Set problem: Copy out, from the entries below, each line holding the string "admin".

Records provided:
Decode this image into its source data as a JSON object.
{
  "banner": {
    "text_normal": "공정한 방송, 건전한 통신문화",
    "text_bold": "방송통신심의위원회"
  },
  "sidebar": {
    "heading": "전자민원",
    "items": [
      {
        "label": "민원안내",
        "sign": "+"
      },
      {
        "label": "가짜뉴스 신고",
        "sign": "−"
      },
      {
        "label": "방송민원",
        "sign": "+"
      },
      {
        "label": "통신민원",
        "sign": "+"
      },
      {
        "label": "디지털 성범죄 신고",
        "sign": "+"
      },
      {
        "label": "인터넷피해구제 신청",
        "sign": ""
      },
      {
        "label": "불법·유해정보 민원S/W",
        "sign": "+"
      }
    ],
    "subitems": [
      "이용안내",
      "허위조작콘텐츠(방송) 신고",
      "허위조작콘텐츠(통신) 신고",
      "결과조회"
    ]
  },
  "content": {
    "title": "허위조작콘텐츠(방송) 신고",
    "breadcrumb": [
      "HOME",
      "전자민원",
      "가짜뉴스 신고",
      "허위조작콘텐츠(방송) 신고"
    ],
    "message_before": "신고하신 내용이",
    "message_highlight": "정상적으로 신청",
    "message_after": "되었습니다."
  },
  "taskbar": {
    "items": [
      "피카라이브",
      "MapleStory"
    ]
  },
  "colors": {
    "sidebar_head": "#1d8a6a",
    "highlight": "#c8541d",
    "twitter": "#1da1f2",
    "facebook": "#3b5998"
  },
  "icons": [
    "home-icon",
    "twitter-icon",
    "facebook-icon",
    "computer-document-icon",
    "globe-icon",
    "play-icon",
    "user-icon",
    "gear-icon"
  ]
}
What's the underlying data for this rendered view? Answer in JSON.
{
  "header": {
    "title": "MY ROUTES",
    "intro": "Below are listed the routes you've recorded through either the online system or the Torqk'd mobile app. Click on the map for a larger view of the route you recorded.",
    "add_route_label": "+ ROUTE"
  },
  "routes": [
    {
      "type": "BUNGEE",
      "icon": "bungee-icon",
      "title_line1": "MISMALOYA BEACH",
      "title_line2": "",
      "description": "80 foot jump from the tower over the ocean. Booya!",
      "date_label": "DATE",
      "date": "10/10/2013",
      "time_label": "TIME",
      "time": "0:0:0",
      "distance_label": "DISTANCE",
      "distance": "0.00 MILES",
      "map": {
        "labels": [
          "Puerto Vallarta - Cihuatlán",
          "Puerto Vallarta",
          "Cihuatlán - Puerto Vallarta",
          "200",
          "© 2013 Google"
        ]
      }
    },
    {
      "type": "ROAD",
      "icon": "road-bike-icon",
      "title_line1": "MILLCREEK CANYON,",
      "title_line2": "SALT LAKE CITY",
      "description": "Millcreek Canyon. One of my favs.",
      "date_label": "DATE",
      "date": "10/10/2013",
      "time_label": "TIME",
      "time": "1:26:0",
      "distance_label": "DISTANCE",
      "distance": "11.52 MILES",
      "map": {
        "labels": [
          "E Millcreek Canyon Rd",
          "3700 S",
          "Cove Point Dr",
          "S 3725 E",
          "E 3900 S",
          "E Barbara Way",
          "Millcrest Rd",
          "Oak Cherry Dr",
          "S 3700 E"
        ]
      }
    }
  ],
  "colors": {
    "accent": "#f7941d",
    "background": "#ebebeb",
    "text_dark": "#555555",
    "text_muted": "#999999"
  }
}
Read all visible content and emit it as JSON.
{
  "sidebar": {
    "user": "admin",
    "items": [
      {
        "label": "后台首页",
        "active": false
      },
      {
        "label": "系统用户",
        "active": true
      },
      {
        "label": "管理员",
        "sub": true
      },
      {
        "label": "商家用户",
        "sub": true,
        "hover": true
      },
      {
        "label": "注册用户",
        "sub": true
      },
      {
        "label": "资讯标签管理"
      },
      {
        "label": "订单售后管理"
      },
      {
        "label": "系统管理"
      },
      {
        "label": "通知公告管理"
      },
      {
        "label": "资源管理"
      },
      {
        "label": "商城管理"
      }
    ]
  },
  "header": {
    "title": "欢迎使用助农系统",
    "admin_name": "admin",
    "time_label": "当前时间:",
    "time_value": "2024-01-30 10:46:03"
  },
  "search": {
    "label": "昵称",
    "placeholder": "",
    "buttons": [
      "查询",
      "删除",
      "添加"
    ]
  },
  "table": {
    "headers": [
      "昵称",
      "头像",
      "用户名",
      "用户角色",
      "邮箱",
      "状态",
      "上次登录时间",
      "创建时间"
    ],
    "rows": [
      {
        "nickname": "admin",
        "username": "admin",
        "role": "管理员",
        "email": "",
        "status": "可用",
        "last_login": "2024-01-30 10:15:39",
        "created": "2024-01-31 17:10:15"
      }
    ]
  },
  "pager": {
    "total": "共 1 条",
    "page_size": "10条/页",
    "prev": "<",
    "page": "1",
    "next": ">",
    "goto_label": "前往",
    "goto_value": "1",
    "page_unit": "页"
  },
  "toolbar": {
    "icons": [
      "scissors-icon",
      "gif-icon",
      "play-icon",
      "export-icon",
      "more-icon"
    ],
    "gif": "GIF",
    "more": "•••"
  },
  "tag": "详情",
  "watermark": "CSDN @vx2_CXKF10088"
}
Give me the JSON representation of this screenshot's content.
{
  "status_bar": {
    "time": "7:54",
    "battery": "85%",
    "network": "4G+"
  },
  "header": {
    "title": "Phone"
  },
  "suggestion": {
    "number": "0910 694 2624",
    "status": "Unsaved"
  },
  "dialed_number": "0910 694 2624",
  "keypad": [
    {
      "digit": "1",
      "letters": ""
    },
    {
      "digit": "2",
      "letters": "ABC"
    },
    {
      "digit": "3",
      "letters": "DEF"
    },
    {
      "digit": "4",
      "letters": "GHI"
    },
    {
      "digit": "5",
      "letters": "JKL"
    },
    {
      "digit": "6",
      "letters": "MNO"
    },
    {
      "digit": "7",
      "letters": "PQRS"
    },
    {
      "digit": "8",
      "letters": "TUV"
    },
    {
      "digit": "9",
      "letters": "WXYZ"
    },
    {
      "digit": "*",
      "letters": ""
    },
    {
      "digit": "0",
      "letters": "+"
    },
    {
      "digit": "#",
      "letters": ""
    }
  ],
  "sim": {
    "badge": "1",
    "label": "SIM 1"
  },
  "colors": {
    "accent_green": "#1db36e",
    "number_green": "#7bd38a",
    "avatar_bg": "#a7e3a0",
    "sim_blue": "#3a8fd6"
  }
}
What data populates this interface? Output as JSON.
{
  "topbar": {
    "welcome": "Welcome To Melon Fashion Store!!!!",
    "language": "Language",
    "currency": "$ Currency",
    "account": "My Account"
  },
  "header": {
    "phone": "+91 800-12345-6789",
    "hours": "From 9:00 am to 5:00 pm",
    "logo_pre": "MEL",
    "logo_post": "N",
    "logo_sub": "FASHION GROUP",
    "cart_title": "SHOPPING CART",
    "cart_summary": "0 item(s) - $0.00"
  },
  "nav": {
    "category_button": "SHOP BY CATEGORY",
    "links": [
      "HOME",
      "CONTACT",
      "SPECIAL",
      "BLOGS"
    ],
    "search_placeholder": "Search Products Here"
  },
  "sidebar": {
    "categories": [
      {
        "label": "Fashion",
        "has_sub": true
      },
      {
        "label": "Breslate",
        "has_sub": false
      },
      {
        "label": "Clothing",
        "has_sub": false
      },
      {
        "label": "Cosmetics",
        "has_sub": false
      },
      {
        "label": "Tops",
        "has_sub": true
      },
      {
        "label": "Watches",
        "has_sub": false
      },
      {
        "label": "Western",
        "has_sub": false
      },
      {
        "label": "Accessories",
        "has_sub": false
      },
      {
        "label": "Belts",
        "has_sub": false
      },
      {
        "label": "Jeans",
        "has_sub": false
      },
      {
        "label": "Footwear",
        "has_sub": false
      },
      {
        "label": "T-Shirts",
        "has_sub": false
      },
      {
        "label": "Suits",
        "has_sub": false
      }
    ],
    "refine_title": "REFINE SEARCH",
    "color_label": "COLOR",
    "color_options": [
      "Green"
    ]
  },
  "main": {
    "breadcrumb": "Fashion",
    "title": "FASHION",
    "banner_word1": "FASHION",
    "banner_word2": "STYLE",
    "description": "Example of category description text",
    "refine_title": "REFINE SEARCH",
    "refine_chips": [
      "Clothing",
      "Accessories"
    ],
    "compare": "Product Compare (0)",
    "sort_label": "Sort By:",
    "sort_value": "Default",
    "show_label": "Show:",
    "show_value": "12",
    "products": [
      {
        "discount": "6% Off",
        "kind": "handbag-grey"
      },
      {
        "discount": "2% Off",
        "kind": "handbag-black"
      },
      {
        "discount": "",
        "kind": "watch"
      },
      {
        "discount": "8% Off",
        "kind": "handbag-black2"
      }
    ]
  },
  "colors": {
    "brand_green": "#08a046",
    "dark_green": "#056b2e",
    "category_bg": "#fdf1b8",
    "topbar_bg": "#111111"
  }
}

Response to the exercise:
    "user": "admin",
    "admin_name": "admin",
        "nickname": "admin",
        "username": "admin",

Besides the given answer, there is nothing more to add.